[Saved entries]
------------------------------------------------------------------------
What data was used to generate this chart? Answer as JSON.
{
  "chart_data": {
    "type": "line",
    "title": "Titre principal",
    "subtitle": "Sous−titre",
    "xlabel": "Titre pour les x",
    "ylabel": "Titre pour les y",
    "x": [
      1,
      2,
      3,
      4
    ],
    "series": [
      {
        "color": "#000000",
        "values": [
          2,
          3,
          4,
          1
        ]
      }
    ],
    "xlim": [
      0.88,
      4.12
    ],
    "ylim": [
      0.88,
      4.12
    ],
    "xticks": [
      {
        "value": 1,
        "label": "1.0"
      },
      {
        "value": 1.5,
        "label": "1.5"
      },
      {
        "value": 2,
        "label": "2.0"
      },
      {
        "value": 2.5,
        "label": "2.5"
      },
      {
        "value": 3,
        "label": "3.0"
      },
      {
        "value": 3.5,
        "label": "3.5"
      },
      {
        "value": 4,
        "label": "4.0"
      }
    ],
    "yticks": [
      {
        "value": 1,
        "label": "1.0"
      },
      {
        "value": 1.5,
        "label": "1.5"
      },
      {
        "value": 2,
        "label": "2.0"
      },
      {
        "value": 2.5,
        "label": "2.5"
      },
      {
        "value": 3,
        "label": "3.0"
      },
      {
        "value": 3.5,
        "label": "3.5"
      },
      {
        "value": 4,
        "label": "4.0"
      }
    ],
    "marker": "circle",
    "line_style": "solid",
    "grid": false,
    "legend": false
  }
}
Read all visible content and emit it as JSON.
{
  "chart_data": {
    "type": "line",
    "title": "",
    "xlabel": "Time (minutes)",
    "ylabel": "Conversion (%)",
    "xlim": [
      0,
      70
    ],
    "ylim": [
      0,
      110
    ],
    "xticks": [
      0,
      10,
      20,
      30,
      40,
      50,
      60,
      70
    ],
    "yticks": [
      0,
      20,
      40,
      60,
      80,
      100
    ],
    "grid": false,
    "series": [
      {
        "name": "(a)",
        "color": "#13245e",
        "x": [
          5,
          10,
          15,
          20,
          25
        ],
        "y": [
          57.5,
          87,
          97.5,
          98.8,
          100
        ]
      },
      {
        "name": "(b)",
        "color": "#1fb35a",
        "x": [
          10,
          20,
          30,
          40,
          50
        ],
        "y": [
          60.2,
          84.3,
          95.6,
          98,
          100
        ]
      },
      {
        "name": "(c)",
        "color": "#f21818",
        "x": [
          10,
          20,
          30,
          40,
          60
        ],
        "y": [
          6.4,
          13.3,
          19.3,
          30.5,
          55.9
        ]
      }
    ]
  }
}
------------------------------------------------------------------------
◆ **TASK TO CARRY OUT**: Copy all lines from the entries that contain the word "pour".

◆ **EXERCISE SOLUTION**:
    "xlabel": "Titre pour les x",
    "ylabel": "Titre pour les y",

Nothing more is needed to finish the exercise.